▶ **Goal**: Produce an exact transcription of the listing below, omitting the pictures.

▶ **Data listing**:
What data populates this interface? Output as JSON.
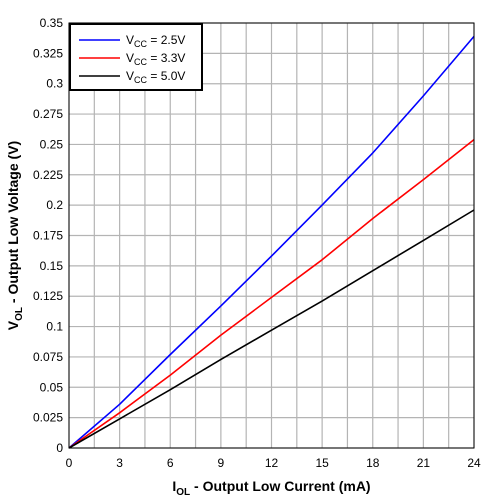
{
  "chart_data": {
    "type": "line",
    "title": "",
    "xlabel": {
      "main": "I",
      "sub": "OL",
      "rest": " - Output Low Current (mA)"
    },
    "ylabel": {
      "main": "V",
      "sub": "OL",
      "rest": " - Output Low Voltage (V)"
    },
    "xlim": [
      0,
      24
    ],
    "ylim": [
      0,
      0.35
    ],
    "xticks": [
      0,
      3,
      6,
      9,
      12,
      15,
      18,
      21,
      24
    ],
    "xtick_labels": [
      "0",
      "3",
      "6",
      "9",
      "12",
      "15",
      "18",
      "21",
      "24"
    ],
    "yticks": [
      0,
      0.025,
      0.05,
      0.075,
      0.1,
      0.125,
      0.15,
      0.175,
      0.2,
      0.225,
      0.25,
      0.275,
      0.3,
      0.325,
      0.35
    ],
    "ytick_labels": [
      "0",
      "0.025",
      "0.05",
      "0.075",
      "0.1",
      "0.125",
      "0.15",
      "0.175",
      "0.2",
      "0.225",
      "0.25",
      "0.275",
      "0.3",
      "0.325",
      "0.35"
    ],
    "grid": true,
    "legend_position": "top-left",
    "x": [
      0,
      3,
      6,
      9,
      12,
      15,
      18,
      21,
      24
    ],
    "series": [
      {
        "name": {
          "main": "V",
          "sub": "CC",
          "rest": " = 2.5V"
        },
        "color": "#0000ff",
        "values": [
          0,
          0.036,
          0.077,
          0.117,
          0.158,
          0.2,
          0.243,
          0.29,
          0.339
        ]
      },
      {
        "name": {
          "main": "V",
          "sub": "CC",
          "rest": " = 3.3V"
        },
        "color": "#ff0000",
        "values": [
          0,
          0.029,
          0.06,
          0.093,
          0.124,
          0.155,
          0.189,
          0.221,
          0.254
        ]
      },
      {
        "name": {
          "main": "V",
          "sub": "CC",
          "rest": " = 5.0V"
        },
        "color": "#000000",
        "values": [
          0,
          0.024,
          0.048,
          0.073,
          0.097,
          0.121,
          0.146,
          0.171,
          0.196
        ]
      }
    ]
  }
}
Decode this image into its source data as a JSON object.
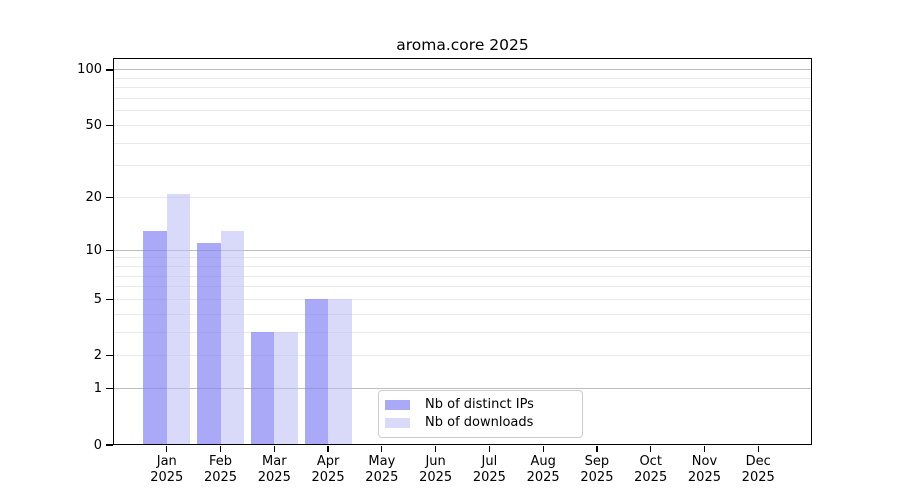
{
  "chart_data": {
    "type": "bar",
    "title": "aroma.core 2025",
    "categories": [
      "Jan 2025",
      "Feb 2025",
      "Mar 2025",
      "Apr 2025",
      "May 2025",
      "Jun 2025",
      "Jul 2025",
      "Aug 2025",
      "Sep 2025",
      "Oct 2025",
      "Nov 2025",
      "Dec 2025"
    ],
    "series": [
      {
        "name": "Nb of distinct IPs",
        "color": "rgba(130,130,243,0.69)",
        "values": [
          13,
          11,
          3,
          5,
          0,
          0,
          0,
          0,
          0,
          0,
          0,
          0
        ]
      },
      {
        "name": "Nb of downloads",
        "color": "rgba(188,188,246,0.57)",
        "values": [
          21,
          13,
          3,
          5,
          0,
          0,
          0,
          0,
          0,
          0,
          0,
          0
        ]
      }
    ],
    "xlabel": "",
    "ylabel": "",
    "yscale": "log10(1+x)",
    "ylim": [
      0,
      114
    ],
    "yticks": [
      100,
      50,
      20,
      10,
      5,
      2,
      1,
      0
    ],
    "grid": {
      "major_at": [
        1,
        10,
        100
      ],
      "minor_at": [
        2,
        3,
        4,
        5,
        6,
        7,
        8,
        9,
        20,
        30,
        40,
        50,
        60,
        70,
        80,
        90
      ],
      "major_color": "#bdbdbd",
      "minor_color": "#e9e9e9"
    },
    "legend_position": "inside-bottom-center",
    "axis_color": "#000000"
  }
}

▶ **Output below**:
What data populates this interface? Output as JSON.
{
  "chart_data": {
    "type": "line",
    "title": "",
    "xlabel": {
      "main": "I",
      "sub": "OL",
      "rest": " - Output Low Current (mA)"
    },
    "ylabel": {
      "main": "V",
      "sub": "OL",
      "rest": " - Output Low Voltage (V)"
    },
    "xlim": [
      0,
      24
    ],
    "ylim": [
      0,
      0.35
    ],
    "xticks": [
      0,
      3,
      6,
      9,
      12,
      15,
      18,
      21,
      24
    ],
    "xtick_labels": [
      "0",
      "3",
      "6",
      "9",
      "12",
      "15",
      "18",
      "21",
      "24"
    ],
    "yticks": [
      0,
      0.025,
      0.05,
      0.075,
      0.1,
      0.125,
      0.15,
      0.175,
      0.2,
      0.225,
      0.25,
      0.275,
      0.3,
      0.325,
      0.35
    ],
    "ytick_labels": [
      "0",
      "0.025",
      "0.05",
      "0.075",
      "0.1",
      "0.125",
      "0.15",
      "0.175",
      "0.2",
      "0.225",
      "0.25",
      "0.275",
      "0.3",
      "0.325",
      "0.35"
    ],
    "grid": true,
    "legend_position": "top-left",
    "x": [
      0,
      3,
      6,
      9,
      12,
      15,
      18,
      21,
      24
    ],
    "series": [
      {
        "name": {
          "main": "V",
          "sub": "CC",
          "rest": " = 2.5V"
        },
        "color": "#0000ff",
        "values": [
          0,
          0.036,
          0.077,
          0.117,
          0.158,
          0.2,
          0.243,
          0.29,
          0.339
        ]
      },
      {
        "name": {
          "main": "V",
          "sub": "CC",
          "rest": " = 3.3V"
        },
        "color": "#ff0000",
        "values": [
          0,
          0.029,
          0.06,
          0.093,
          0.124,
          0.155,
          0.189,
          0.221,
          0.254
        ]
      },
      {
        "name": {
          "main": "V",
          "sub": "CC",
          "rest": " = 5.0V"
        },
        "color": "#000000",
        "values": [
          0,
          0.024,
          0.048,
          0.073,
          0.097,
          0.121,
          0.146,
          0.171,
          0.196
        ]
      }
    ]
  }
}
Decode this image into its source data as a JSON object.
{
  "chart_data": {
    "type": "bar",
    "title": "aroma.core 2025",
    "categories": [
      "Jan 2025",
      "Feb 2025",
      "Mar 2025",
      "Apr 2025",
      "May 2025",
      "Jun 2025",
      "Jul 2025",
      "Aug 2025",
      "Sep 2025",
      "Oct 2025",
      "Nov 2025",
      "Dec 2025"
    ],
    "series": [
      {
        "name": "Nb of distinct IPs",
        "color": "rgba(130,130,243,0.69)",
        "values": [
          13,
          11,
          3,
          5,
          0,
          0,
          0,
          0,
          0,
          0,
          0,
          0
        ]
      },
      {
        "name": "Nb of downloads",
        "color": "rgba(188,188,246,0.57)",
        "values": [
          21,
          13,
          3,
          5,
          0,
          0,
          0,
          0,
          0,
          0,
          0,
          0
        ]
      }
    ],
    "xlabel": "",
    "ylabel": "",
    "yscale": "log10(1+x)",
    "ylim": [
      0,
      114
    ],
    "yticks": [
      100,
      50,
      20,
      10,
      5,
      2,
      1,
      0
    ],
    "grid": {
      "major_at": [
        1,
        10,
        100
      ],
      "minor_at": [
        2,
        3,
        4,
        5,
        6,
        7,
        8,
        9,
        20,
        30,
        40,
        50,
        60,
        70,
        80,
        90
      ],
      "major_color": "#bdbdbd",
      "minor_color": "#e9e9e9"
    },
    "legend_position": "inside-bottom-center",
    "axis_color": "#000000"
  }
}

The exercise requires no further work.